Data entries

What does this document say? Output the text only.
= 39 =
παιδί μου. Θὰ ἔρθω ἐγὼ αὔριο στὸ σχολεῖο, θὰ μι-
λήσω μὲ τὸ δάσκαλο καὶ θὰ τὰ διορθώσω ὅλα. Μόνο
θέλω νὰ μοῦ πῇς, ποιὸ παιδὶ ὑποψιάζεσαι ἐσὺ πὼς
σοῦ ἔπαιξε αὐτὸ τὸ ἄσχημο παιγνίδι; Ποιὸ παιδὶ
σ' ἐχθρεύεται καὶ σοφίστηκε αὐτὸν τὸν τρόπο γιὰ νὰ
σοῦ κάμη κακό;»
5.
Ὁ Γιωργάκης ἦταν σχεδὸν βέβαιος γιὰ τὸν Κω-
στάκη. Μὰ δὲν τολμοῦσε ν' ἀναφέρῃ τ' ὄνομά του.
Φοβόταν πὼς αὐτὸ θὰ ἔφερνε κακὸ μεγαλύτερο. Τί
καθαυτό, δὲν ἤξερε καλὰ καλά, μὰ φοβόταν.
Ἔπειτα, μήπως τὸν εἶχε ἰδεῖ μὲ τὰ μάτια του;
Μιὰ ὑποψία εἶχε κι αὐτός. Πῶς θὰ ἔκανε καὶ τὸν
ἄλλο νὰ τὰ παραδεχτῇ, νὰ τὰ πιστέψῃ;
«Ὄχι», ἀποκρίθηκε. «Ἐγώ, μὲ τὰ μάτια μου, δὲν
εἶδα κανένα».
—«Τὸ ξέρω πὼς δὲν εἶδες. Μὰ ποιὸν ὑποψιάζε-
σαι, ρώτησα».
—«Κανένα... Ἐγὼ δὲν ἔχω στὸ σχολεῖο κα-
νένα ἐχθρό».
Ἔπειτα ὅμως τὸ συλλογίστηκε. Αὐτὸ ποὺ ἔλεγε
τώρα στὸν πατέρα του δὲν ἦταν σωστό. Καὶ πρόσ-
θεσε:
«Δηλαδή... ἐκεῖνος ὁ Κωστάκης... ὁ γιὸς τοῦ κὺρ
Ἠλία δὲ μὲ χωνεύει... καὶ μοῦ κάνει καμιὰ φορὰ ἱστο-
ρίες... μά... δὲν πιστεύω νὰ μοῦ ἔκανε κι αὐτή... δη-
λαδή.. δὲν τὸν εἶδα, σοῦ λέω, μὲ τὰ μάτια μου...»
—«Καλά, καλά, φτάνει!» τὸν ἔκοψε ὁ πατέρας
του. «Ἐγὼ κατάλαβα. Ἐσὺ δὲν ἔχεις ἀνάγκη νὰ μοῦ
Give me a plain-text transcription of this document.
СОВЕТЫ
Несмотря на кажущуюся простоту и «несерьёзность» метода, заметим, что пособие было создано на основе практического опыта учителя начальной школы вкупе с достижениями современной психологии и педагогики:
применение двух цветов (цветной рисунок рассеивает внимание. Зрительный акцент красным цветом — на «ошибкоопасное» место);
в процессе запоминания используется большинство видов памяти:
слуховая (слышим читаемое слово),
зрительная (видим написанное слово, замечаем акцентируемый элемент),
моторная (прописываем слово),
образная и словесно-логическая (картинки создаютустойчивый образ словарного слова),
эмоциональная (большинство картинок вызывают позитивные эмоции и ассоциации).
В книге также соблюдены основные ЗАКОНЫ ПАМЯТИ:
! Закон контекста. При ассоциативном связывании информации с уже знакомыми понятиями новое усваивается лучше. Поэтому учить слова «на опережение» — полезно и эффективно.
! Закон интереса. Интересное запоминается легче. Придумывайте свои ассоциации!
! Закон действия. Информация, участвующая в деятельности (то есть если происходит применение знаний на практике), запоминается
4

== AIM ==
Find every line in the records that contains the word "ἦταν"; copy those lines.

== SOLUTION ==
Ὁ Γιωργάκης ἦταν σχεδὸν βέβαιος γιὰ τὸν Κω-
τώρα στὸν πατέρα του δὲν ἦταν σωστό. Καὶ πρόσ-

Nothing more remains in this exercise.